Request: Examine each line of the data. Copy those that contain the string "text".

[Figure record listings]
** Start **

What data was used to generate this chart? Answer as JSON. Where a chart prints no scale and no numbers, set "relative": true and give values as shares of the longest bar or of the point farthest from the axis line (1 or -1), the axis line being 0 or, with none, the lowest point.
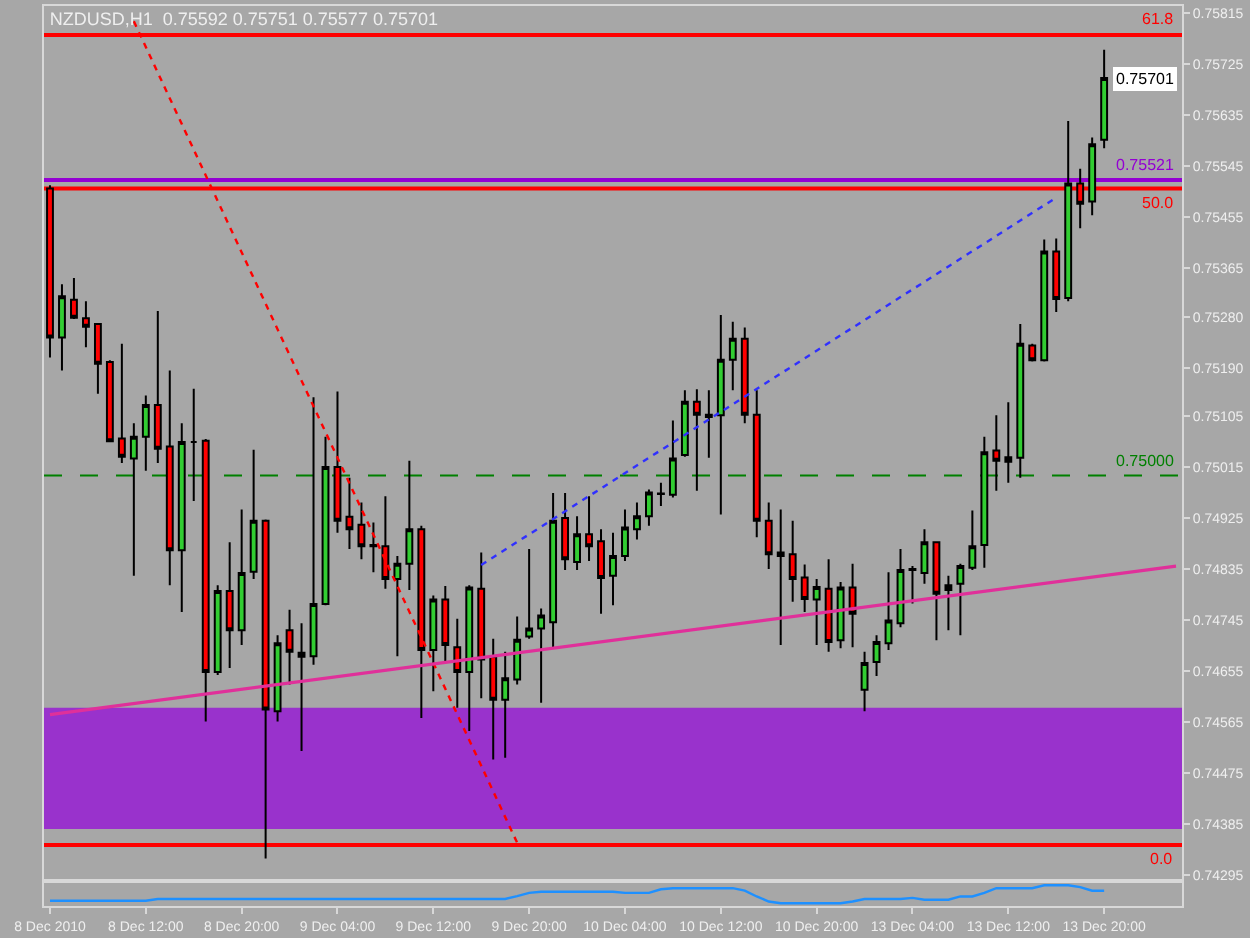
{
  "chart_data": [
    {
      "type": "candlestick",
      "title": "NZDUSD,H1  0.75592 0.75751 0.75577 0.75701",
      "categories": [
        "8 Dec 2010",
        null,
        null,
        null,
        null,
        null,
        null,
        null,
        "8 Dec 12:00",
        null,
        null,
        null,
        null,
        null,
        null,
        null,
        "8 Dec 20:00",
        null,
        null,
        null,
        null,
        null,
        null,
        null,
        "9 Dec 04:00",
        null,
        null,
        null,
        null,
        null,
        null,
        null,
        "9 Dec 12:00",
        null,
        null,
        null,
        null,
        null,
        null,
        null,
        "9 Dec 20:00",
        null,
        null,
        null,
        null,
        null,
        null,
        null,
        "10 Dec 04:00",
        null,
        null,
        null,
        null,
        null,
        null,
        null,
        "10 Dec 12:00",
        null,
        null,
        null,
        null,
        null,
        null,
        null,
        "10 Dec 20:00",
        null,
        null,
        null,
        null,
        null,
        null,
        null,
        "13 Dec 04:00",
        null,
        null,
        null,
        null,
        null,
        null,
        null,
        "13 Dec 12:00",
        null,
        null,
        null,
        null,
        null,
        null,
        null,
        "13 Dec 20:00",
        null,
        null,
        null,
        null,
        null,
        null
      ],
      "ohlc": [
        [
          0.75506,
          0.75512,
          0.75208,
          0.75243
        ],
        [
          0.75243,
          0.75337,
          0.75185,
          0.75316
        ],
        [
          0.7531,
          0.75348,
          0.75276,
          0.75278
        ],
        [
          0.75277,
          0.75307,
          0.75226,
          0.75262
        ],
        [
          0.75267,
          0.75269,
          0.75144,
          0.75197
        ],
        [
          0.752,
          0.75203,
          0.75059,
          0.7506
        ],
        [
          0.75065,
          0.75232,
          0.75022,
          0.75033
        ],
        [
          0.7503,
          0.75092,
          0.74823,
          0.75068
        ],
        [
          0.75068,
          0.75141,
          0.75008,
          0.75124
        ],
        [
          0.75124,
          0.7529,
          0.75022,
          0.75047
        ],
        [
          0.75051,
          0.75185,
          0.74806,
          0.74868
        ],
        [
          0.74868,
          0.75092,
          0.74759,
          0.75059
        ],
        [
          0.75059,
          0.75153,
          0.74955,
          0.75059
        ],
        [
          0.75061,
          0.75064,
          0.74566,
          0.74653
        ],
        [
          0.74653,
          0.74806,
          0.74648,
          0.74796
        ],
        [
          0.74796,
          0.74882,
          0.7466,
          0.74727
        ],
        [
          0.74727,
          0.7494,
          0.74701,
          0.74828
        ],
        [
          0.7483,
          0.75045,
          0.74817,
          0.7492
        ],
        [
          0.7492,
          0.74922,
          0.74324,
          0.74587
        ],
        [
          0.74584,
          0.74718,
          0.74566,
          0.74704
        ],
        [
          0.74727,
          0.74763,
          0.74631,
          0.74689
        ],
        [
          0.74687,
          0.74739,
          0.74514,
          0.7468
        ],
        [
          0.74681,
          0.75138,
          0.74666,
          0.74773
        ],
        [
          0.74773,
          0.75068,
          0.74771,
          0.75015
        ],
        [
          0.75015,
          0.75148,
          0.74899,
          0.7492
        ],
        [
          0.74927,
          0.74996,
          0.7487,
          0.74905
        ],
        [
          0.74913,
          0.74952,
          0.74852,
          0.74875
        ],
        [
          0.74877,
          0.74917,
          0.74829,
          0.74875
        ],
        [
          0.74875,
          0.74963,
          0.748,
          0.74817
        ],
        [
          0.74817,
          0.74858,
          0.74681,
          0.74844
        ],
        [
          0.74844,
          0.75026,
          0.74798,
          0.74905
        ],
        [
          0.74905,
          0.74911,
          0.74572,
          0.74692
        ],
        [
          0.74692,
          0.74788,
          0.74619,
          0.74781
        ],
        [
          0.74781,
          0.74805,
          0.74671,
          0.74701
        ],
        [
          0.74697,
          0.74747,
          0.7459,
          0.74653
        ],
        [
          0.74653,
          0.74806,
          0.74549,
          0.74802
        ],
        [
          0.748,
          0.74864,
          0.74607,
          0.74675
        ],
        [
          0.7468,
          0.74712,
          0.74499,
          0.74604
        ],
        [
          0.74604,
          0.74689,
          0.74502,
          0.74642
        ],
        [
          0.7464,
          0.74751,
          0.74631,
          0.7471
        ],
        [
          0.74716,
          0.7487,
          0.74712,
          0.7473
        ],
        [
          0.7473,
          0.74765,
          0.74599,
          0.74753
        ],
        [
          0.74741,
          0.74969,
          0.74695,
          0.7492
        ],
        [
          0.74925,
          0.74969,
          0.74833,
          0.74852
        ],
        [
          0.74847,
          0.74928,
          0.74833,
          0.74896
        ],
        [
          0.74896,
          0.74963,
          0.74849,
          0.74875
        ],
        [
          0.74884,
          0.74905,
          0.74756,
          0.74819
        ],
        [
          0.74823,
          0.74899,
          0.74771,
          0.74858
        ],
        [
          0.74858,
          0.7494,
          0.74849,
          0.74908
        ],
        [
          0.74905,
          0.74952,
          0.74887,
          0.74928
        ],
        [
          0.74928,
          0.74975,
          0.74911,
          0.7497
        ],
        [
          0.74967,
          0.74987,
          0.74946,
          0.74968
        ],
        [
          0.74966,
          0.75097,
          0.74961,
          0.7503
        ],
        [
          0.75036,
          0.7515,
          0.75033,
          0.7513
        ],
        [
          0.7513,
          0.75152,
          0.74973,
          0.75107
        ],
        [
          0.75107,
          0.7515,
          0.75031,
          0.75103
        ],
        [
          0.75106,
          0.75283,
          0.74931,
          0.75204
        ],
        [
          0.75204,
          0.75271,
          0.7515,
          0.75241
        ],
        [
          0.75241,
          0.75261,
          0.75092,
          0.75107
        ],
        [
          0.75107,
          0.7515,
          0.74891,
          0.7492
        ],
        [
          0.7492,
          0.74952,
          0.74835,
          0.74861
        ],
        [
          0.74864,
          0.7494,
          0.74701,
          0.74858
        ],
        [
          0.74861,
          0.7492,
          0.74777,
          0.74817
        ],
        [
          0.7482,
          0.74843,
          0.74759,
          0.74782
        ],
        [
          0.74781,
          0.74817,
          0.74701,
          0.74803
        ],
        [
          0.748,
          0.74852,
          0.74689,
          0.74706
        ],
        [
          0.74709,
          0.74812,
          0.74695,
          0.74802
        ],
        [
          0.74802,
          0.74844,
          0.74697,
          0.74756
        ],
        [
          0.74622,
          0.74689,
          0.74584,
          0.74669
        ],
        [
          0.74671,
          0.74718,
          0.74646,
          0.74706
        ],
        [
          0.74704,
          0.74829,
          0.74692,
          0.74744
        ],
        [
          0.74739,
          0.7487,
          0.74732,
          0.74833
        ],
        [
          0.74833,
          0.7484,
          0.74774,
          0.74835
        ],
        [
          0.74828,
          0.74905,
          0.74809,
          0.74882
        ],
        [
          0.74882,
          0.74884,
          0.74709,
          0.74791
        ],
        [
          0.74798,
          0.74823,
          0.74727,
          0.74806
        ],
        [
          0.74809,
          0.74844,
          0.74718,
          0.7484
        ],
        [
          0.74837,
          0.74938,
          0.74833,
          0.74875
        ],
        [
          0.74877,
          0.75068,
          0.74837,
          0.75041
        ],
        [
          0.75044,
          0.75106,
          0.74973,
          0.75026
        ],
        [
          0.75024,
          0.75129,
          0.74987,
          0.75032
        ],
        [
          0.75031,
          0.75267,
          0.74996,
          0.75232
        ],
        [
          0.75229,
          0.75232,
          0.75201,
          0.75203
        ],
        [
          0.75203,
          0.75416,
          0.75201,
          0.75395
        ],
        [
          0.75395,
          0.75418,
          0.75288,
          0.75311
        ],
        [
          0.75313,
          0.75625,
          0.75307,
          0.75515
        ],
        [
          0.75515,
          0.75541,
          0.75436,
          0.75479
        ],
        [
          0.75483,
          0.75596,
          0.75459,
          0.75584
        ],
        [
          0.75592,
          0.75751,
          0.75577,
          0.75701
        ],
        null,
        null,
        null,
        null,
        null,
        null
      ],
      "colors": [
        "#ff0000",
        "#32cd32",
        "#ff0000",
        "#ff0000",
        "#ff0000",
        "#ff0000",
        "#ff0000",
        "#32cd32",
        "#32cd32",
        "#ff0000",
        "#ff0000",
        "#32cd32",
        "#000000",
        "#ff0000",
        "#32cd32",
        "#ff0000",
        "#32cd32",
        "#32cd32",
        "#ff0000",
        "#32cd32",
        "#ff0000",
        "#000000",
        "#32cd32",
        "#32cd32",
        "#ff0000",
        "#ff0000",
        "#ff0000",
        "#000000",
        "#ff0000",
        "#32cd32",
        "#32cd32",
        "#ff0000",
        "#32cd32",
        "#ff0000",
        "#ff0000",
        "#32cd32",
        "#ff0000",
        "#ff0000",
        "#32cd32",
        "#32cd32",
        "#32cd32",
        "#32cd32",
        "#32cd32",
        "#ff0000",
        "#32cd32",
        "#ff0000",
        "#ff0000",
        "#32cd32",
        "#32cd32",
        "#32cd32",
        "#32cd32",
        "#000000",
        "#32cd32",
        "#32cd32",
        "#ff0000",
        "#000000",
        "#32cd32",
        "#32cd32",
        "#ff0000",
        "#ff0000",
        "#ff0000",
        "#000000",
        "#ff0000",
        "#ff0000",
        "#32cd32",
        "#ff0000",
        "#32cd32",
        "#ff0000",
        "#32cd32",
        "#32cd32",
        "#32cd32",
        "#32cd32",
        "#000000",
        "#32cd32",
        "#ff0000",
        "#000000",
        "#32cd32",
        "#32cd32",
        "#32cd32",
        "#ff0000",
        "#000000",
        "#32cd32",
        "#ff0000",
        "#32cd32",
        "#ff0000",
        "#32cd32",
        "#ff0000",
        "#32cd32",
        "#32cd32",
        null,
        null,
        null,
        null,
        null,
        null
      ],
      "series": [
        {
          "type": "line",
          "color": "#ff0000",
          "line_style": "dotted",
          "values": [
            null,
            null,
            null,
            null,
            null,
            null,
            null,
            0.75801,
            null,
            null,
            null,
            null,
            null,
            null,
            null,
            null,
            null,
            null,
            null,
            null,
            null,
            null,
            null,
            null,
            null,
            null,
            null,
            null,
            null,
            null,
            null,
            null,
            null,
            null,
            null,
            null,
            null,
            null,
            null,
            0.74352,
            null,
            null,
            null,
            null,
            null,
            null,
            null,
            null,
            null,
            null,
            null,
            null,
            null,
            null,
            null,
            null,
            null,
            null,
            null,
            null,
            null,
            null,
            null,
            null,
            null,
            null,
            null,
            null,
            null,
            null,
            null,
            null,
            null,
            null,
            null,
            null,
            null,
            null,
            null,
            null,
            null,
            null,
            null,
            null,
            null,
            null,
            null,
            null,
            null,
            null,
            null,
            null,
            null,
            null,
            null
          ]
        },
        {
          "type": "line",
          "color": "#3030ff",
          "line_style": "dotted",
          "values": [
            null,
            null,
            null,
            null,
            null,
            null,
            null,
            null,
            null,
            null,
            null,
            null,
            null,
            null,
            null,
            null,
            null,
            null,
            null,
            null,
            null,
            null,
            null,
            null,
            null,
            null,
            null,
            null,
            null,
            null,
            null,
            null,
            null,
            null,
            null,
            null,
            0.74842,
            null,
            null,
            null,
            null,
            null,
            null,
            null,
            null,
            null,
            null,
            null,
            null,
            null,
            null,
            null,
            null,
            null,
            null,
            null,
            null,
            null,
            null,
            null,
            null,
            null,
            null,
            null,
            null,
            null,
            null,
            null,
            null,
            null,
            null,
            null,
            null,
            null,
            null,
            null,
            null,
            null,
            null,
            null,
            null,
            null,
            null,
            null,
            0.7549,
            null,
            null,
            null,
            null,
            null,
            null,
            null,
            null,
            null,
            null
          ]
        },
        {
          "type": "line",
          "color": "#e0309a",
          "line_style": "solid",
          "values": [
            0.74578,
            null,
            null,
            null,
            null,
            null,
            null,
            null,
            null,
            null,
            null,
            null,
            null,
            null,
            null,
            null,
            null,
            null,
            null,
            null,
            null,
            null,
            null,
            null,
            null,
            null,
            null,
            null,
            null,
            null,
            null,
            null,
            null,
            null,
            null,
            null,
            null,
            null,
            null,
            null,
            null,
            null,
            null,
            null,
            null,
            null,
            null,
            null,
            null,
            null,
            null,
            null,
            null,
            null,
            null,
            null,
            null,
            null,
            null,
            null,
            null,
            null,
            null,
            null,
            null,
            null,
            null,
            null,
            null,
            null,
            null,
            null,
            null,
            null,
            null,
            null,
            null,
            null,
            null,
            null,
            null,
            null,
            null,
            null,
            null,
            null,
            null,
            null,
            null,
            null,
            null,
            null,
            null,
            null,
            0.7484
          ]
        }
      ],
      "ref_lines": [
        {
          "axis": "y",
          "value": 0.75777,
          "color": "#ff0000",
          "line_style": "solid"
        },
        {
          "axis": "y",
          "value": 0.75506,
          "color": "#ff0000",
          "line_style": "solid"
        },
        {
          "axis": "y",
          "value": 0.74348,
          "color": "#ff0000",
          "line_style": "solid"
        },
        {
          "axis": "y",
          "value": 0.75521,
          "label": "0.75521",
          "color": "#9400d3",
          "line_style": "solid"
        },
        {
          "axis": "y",
          "value": 0.75,
          "label": "0.75000",
          "color": "#008000",
          "line_style": "dashed"
        }
      ],
      "bands": [
        {
          "axis": "y",
          "from": 0.74376,
          "to": 0.7459,
          "color": "#9932cc"
        }
      ],
      "annotations": [
        {
          "text": "61.8",
          "y": 0.75777
        },
        {
          "text": "50.0",
          "y": 0.75506
        },
        {
          "text": "0.0",
          "y": 0.74348
        },
        {
          "text": "0.75701",
          "y": 0.75701
        }
      ],
      "ylim": [
        0.74288,
        0.75828
      ],
      "yticks": [
        0.75815,
        0.75725,
        0.75635,
        0.75545,
        0.75455,
        0.75365,
        {
          "value": 0.7528,
          "label": "0.75280"
        },
        {
          "value": 0.7519,
          "label": "0.75190"
        },
        0.75105,
        0.75015,
        0.74925,
        0.74835,
        0.74745,
        0.74655,
        0.74565,
        0.74475,
        0.74385,
        0.74295
      ]
    },
    {
      "type": "line",
      "relative": true,
      "color": "#1e90ff",
      "categories": [
        null,
        null,
        null,
        null,
        null,
        null,
        null,
        null,
        null,
        null,
        null,
        null,
        null,
        null,
        null,
        null,
        null,
        null,
        null,
        null,
        null,
        null,
        null,
        null,
        null,
        null,
        null,
        null,
        null,
        null,
        null,
        null,
        null,
        null,
        null,
        null,
        null,
        null,
        null,
        null,
        null,
        null,
        null,
        null,
        null,
        null,
        null,
        null,
        null,
        null,
        null,
        null,
        null,
        null,
        null,
        null,
        null,
        null,
        null,
        null,
        null,
        null,
        null,
        null,
        null,
        null,
        null,
        null,
        null,
        null,
        null,
        null,
        null,
        null,
        null,
        null,
        null,
        null,
        null,
        null,
        null,
        null,
        null,
        null,
        null,
        null,
        null,
        null,
        null,
        null,
        null,
        null,
        null,
        null,
        null
      ],
      "values": [
        0.14,
        0.14,
        0.14,
        0.14,
        0.14,
        0.14,
        0.14,
        0.14,
        0.14,
        0.24,
        0.24,
        0.24,
        0.24,
        0.24,
        0.24,
        0.24,
        0.24,
        0.24,
        0.24,
        0.24,
        0.24,
        0.24,
        0.24,
        0.24,
        0.24,
        0.24,
        0.24,
        0.24,
        0.24,
        0.24,
        0.24,
        0.24,
        0.24,
        0.24,
        0.24,
        0.24,
        0.24,
        0.24,
        0.24,
        0.4,
        0.58,
        0.64,
        0.64,
        0.64,
        0.64,
        0.64,
        0.64,
        0.64,
        0.58,
        0.58,
        0.58,
        0.78,
        0.84,
        0.84,
        0.84,
        0.84,
        0.84,
        0.84,
        0.7,
        0.38,
        0.1,
        0,
        0,
        0,
        0,
        0,
        0,
        0.1,
        0.24,
        0.24,
        0.24,
        0.24,
        0.3,
        0.2,
        0.2,
        0.2,
        0.38,
        0.38,
        0.58,
        0.84,
        0.84,
        0.84,
        0.84,
        1,
        1,
        1,
        0.9,
        0.7,
        0.7,
        null,
        null,
        null,
        null,
        null,
        null
      ]
    }
  ]
}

** End **

Right answer:
          "text": "61.8",
          "text": "50.0",
          "text": "0.0",
          "text": "0.75701",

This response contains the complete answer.